> [DATA EXCERPTS]:
**********

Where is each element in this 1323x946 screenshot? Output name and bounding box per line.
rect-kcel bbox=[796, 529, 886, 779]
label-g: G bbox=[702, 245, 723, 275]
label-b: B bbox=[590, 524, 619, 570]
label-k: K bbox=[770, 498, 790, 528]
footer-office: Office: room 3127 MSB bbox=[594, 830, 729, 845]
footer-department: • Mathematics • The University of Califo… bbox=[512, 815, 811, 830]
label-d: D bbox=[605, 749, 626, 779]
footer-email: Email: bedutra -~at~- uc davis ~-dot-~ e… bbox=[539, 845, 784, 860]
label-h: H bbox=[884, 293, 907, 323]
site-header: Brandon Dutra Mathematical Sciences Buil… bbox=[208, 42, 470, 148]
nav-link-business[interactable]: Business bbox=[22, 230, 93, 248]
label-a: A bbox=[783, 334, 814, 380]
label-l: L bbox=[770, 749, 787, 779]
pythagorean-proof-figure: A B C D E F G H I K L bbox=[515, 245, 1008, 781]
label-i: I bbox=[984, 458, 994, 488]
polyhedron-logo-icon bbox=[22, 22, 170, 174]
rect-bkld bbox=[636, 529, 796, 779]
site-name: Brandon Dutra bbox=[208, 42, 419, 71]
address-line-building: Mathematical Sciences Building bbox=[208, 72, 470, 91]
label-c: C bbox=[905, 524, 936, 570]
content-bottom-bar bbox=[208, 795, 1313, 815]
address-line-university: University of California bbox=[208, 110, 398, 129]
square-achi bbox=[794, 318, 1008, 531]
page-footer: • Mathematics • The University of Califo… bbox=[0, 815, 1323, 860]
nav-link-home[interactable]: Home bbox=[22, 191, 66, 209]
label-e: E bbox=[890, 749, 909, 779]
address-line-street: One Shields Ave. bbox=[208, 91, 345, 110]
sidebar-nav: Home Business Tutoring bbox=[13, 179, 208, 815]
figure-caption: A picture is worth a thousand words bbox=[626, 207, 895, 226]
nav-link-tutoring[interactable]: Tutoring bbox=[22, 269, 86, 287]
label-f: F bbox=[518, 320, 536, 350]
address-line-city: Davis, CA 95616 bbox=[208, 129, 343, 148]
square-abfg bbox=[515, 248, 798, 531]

**********

> [YOUR TASK]: Substitute "screen capture" for "screenshot" in the entries from the first line through the line containing "footer-office: Office: room", leaving everything else unchanged.

> [CORRECT OUTPUT]:
Where is each element in this 1323x946 screen capture? Output name and bounding box per line.
rect-kcel bbox=[796, 529, 886, 779]
label-g: G bbox=[702, 245, 723, 275]
label-b: B bbox=[590, 524, 619, 570]
label-k: K bbox=[770, 498, 790, 528]
footer-office: Office: room 3127 MSB bbox=[594, 830, 729, 845]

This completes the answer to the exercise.